PROMPT:
Type out the data exactly as given. Skip any image.

TASK MATERIAL:
◆ ◆ ◆ ◆ ◆
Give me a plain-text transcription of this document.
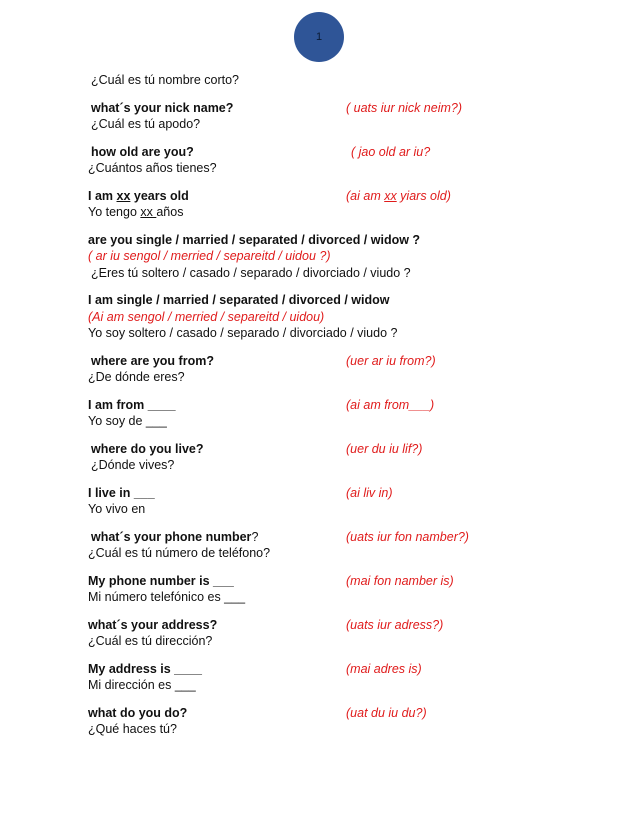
1
¿Cuál es tú nombre corto?
what´s your nick name?	( uats iur nick neim?)
¿Cuál es tú apodo?
how old are you?	( jao old ar iu?
¿Cuántos años tienes?
I am xx years old	(ai am xx yiars old)
Yo tengo xx años
are you single / married / separated / divorced / widow ?
( ar iu sengol / merried / separeitd / uidou ?)
¿Eres tú soltero / casado / separado / divorciado / viudo ?
I am single / married / separated / divorced / widow
(Ai am sengol / merried / separeitd / uidou)
Yo soy soltero / casado / separado / divorciado / viudo ?
where are you from?	(uer ar iu from?)
¿De dónde eres?
I am from ____	(ai am from___)
Yo soy de ___
where do you live?	(uer du iu lif?)
¿Dónde vives?
I live in ___	(ai liv in)
Yo vivo en
what´s your phone number?	(uats iur fon namber?)
¿Cuál es tú número de teléfono?
My phone number is ___	(mai fon namber is)
Mi número telefónico es ___
what´s your address?	(uats iur adress?)
¿Cuál es tú dirección?
My address is ____	(mai adres is)
Mi dirección es ___
what do you do?	(uat du iu du?)
¿Qué haces tú?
◆ ◆ ◆ ◆ ◆
THE SOLUTION:
Give me a plain-text transcription of this document.
1
¿Cuál es tú nombre corto?
what´s your nick name?	( uats iur nick neim?)
¿Cuál es tú apodo?
how old are you?	( jao old ar iu?
¿Cuántos años tienes?
I am xx years old	(ai am xx yiars old)
Yo tengo xx años
are you single / married / separated / divorced / widow ?
( ar iu sengol / merried / separeitd / uidou ?)
¿Eres tú soltero / casado / separado / divorciado / viudo ?
I am single / married / separated / divorced / widow
(Ai am sengol / merried / separeitd / uidou)
Yo soy soltero / casado / separado / divorciado / viudo ?
where are you from?	(uer ar iu from?)
¿De dónde eres?
I am from ____	(ai am from___)
Yo soy de ___
where do you live?	(uer du iu lif?)
¿Dónde vives?
I live in ___	(ai liv in)
Yo vivo en
what´s your phone number?	(uats iur fon namber?)
¿Cuál es tú número de teléfono?
My phone number is ___	(mai fon namber is)
Mi número telefónico es ___
what´s your address?	(uats iur adress?)
¿Cuál es tú dirección?
My address is ____	(mai adres is)
Mi dirección es ___
what do you do?	(uat du iu du?)
¿Qué haces tú?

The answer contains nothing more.